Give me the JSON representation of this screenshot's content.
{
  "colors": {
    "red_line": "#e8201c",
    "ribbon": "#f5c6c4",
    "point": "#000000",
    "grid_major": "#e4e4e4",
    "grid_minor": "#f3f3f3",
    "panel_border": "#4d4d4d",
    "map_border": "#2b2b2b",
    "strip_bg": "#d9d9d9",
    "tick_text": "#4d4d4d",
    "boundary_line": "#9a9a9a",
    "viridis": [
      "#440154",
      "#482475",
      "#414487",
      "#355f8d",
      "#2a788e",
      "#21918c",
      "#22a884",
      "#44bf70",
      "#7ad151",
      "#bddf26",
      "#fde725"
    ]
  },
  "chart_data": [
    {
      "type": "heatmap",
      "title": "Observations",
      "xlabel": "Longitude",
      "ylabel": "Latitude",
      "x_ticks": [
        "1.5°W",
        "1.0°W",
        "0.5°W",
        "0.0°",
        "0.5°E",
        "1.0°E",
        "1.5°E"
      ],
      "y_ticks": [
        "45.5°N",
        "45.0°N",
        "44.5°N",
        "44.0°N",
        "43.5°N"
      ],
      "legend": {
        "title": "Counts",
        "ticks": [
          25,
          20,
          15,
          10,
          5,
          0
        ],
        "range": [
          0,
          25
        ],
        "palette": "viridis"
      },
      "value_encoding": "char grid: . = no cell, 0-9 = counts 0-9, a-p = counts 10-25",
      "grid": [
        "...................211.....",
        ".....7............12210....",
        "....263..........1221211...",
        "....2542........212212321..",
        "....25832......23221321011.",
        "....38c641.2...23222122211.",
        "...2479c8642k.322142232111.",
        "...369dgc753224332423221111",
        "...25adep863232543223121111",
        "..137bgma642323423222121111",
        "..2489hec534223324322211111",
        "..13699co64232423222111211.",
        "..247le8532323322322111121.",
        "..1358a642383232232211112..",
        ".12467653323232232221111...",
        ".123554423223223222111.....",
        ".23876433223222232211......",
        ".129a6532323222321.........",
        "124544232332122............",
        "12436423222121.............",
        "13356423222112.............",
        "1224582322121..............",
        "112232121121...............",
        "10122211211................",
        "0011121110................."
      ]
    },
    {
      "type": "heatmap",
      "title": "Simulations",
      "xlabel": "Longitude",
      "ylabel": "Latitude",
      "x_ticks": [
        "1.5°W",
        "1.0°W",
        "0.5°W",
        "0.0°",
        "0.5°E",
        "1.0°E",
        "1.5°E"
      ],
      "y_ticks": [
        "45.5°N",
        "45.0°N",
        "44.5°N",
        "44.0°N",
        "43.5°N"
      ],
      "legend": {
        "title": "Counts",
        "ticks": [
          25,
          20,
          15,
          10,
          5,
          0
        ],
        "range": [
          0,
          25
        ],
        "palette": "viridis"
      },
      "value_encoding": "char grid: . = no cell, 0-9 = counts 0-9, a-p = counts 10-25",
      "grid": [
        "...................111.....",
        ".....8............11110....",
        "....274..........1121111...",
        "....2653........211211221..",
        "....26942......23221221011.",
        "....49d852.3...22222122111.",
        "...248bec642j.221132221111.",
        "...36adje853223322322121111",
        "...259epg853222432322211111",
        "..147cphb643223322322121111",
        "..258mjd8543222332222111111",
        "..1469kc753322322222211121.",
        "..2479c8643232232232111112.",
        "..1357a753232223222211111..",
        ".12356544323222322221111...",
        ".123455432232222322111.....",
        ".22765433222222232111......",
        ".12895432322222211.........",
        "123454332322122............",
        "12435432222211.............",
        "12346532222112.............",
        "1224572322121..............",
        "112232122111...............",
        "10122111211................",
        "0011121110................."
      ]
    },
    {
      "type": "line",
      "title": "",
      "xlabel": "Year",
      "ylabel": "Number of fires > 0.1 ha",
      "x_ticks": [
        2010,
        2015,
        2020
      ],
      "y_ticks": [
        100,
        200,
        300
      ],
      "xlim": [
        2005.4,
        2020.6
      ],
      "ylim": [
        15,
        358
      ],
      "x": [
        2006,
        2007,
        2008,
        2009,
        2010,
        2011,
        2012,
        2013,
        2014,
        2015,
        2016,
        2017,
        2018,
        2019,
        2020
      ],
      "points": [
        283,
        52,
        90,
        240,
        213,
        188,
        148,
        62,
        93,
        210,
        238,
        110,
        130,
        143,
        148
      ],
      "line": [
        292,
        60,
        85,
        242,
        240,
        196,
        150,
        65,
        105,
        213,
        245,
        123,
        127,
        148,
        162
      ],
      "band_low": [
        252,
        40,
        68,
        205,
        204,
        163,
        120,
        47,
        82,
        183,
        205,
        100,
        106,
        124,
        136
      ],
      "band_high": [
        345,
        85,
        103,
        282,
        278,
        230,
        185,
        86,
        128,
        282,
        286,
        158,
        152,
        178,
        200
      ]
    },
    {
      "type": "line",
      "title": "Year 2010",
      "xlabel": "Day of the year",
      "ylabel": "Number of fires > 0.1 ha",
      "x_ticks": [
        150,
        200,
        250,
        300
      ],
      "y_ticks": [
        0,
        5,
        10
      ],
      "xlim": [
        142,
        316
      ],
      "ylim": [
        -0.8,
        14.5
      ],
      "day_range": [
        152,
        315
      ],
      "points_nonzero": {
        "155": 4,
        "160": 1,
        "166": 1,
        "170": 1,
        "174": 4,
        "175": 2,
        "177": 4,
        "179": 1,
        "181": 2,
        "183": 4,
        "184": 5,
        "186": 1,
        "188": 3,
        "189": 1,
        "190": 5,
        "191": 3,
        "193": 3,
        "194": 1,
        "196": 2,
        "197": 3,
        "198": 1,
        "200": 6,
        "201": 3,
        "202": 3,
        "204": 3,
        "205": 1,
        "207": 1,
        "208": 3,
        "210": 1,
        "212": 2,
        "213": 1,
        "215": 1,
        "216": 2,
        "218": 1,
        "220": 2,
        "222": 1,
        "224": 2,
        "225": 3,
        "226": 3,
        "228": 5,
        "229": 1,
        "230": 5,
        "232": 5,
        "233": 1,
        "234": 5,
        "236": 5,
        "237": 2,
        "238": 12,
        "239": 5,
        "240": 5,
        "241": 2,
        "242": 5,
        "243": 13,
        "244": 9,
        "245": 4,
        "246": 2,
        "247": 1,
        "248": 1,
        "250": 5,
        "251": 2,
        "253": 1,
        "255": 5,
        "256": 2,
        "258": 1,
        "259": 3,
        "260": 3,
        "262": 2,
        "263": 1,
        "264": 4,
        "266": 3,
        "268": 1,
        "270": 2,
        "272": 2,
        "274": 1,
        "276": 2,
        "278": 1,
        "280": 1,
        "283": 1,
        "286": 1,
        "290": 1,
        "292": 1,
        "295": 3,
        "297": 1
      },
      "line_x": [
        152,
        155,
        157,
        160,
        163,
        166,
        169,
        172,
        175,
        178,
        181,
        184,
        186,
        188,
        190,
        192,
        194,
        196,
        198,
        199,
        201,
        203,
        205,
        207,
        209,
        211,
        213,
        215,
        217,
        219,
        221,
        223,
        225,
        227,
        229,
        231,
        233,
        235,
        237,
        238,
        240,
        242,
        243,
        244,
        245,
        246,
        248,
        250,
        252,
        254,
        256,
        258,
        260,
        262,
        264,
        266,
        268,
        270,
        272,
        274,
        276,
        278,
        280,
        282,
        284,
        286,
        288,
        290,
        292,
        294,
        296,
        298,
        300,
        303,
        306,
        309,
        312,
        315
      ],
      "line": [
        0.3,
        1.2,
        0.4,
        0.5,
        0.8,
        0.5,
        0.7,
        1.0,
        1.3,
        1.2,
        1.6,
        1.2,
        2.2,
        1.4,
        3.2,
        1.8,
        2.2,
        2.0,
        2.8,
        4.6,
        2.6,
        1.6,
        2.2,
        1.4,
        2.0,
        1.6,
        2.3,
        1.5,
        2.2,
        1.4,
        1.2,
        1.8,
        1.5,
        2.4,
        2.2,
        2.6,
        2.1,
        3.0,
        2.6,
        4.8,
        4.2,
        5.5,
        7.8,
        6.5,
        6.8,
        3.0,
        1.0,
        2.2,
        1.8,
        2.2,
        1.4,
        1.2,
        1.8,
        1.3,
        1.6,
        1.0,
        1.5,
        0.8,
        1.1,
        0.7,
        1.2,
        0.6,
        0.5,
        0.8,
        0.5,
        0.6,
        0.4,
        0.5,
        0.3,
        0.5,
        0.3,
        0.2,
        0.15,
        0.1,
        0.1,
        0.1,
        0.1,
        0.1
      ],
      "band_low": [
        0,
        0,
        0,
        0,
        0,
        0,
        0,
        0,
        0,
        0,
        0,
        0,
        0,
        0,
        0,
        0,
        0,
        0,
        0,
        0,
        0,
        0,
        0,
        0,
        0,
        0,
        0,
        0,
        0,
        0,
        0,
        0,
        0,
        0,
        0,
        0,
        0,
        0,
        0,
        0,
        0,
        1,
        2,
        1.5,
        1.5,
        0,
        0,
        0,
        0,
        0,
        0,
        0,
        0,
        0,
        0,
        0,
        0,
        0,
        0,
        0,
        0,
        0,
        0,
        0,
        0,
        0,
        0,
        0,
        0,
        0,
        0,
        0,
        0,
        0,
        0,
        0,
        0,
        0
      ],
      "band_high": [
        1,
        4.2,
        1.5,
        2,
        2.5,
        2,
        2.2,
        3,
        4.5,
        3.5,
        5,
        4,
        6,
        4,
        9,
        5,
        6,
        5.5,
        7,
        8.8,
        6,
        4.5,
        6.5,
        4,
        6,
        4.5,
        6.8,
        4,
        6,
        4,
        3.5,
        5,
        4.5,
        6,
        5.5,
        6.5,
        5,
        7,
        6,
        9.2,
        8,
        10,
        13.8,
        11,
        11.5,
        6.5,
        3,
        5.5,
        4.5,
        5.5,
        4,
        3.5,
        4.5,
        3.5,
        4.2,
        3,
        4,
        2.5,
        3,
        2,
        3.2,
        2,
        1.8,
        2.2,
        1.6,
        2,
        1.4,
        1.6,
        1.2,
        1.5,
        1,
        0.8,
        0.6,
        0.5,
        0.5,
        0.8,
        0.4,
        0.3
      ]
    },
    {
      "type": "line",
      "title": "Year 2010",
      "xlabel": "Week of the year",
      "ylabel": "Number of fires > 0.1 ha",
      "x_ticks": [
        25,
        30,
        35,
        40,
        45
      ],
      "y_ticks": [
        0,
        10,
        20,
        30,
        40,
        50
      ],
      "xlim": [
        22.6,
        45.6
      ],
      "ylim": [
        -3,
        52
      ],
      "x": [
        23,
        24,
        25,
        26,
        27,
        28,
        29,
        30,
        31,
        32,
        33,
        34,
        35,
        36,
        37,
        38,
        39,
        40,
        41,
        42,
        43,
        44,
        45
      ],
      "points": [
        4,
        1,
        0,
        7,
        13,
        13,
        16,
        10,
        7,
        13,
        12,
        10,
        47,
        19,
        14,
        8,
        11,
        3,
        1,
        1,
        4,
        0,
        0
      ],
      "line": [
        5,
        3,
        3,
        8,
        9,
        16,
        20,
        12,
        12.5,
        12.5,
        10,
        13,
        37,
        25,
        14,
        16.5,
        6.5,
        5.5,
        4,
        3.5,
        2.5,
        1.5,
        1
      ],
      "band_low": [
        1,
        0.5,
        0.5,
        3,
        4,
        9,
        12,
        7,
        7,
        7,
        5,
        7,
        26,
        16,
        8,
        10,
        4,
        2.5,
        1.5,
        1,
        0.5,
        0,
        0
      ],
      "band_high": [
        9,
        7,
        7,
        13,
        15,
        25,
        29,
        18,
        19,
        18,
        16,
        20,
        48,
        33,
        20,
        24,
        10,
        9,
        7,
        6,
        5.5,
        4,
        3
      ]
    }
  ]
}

:::

SET PROBLEM: Determine how many lines above contain "xlabel" as a word or string. Give the number alone.

EXERCISE RESULT: 5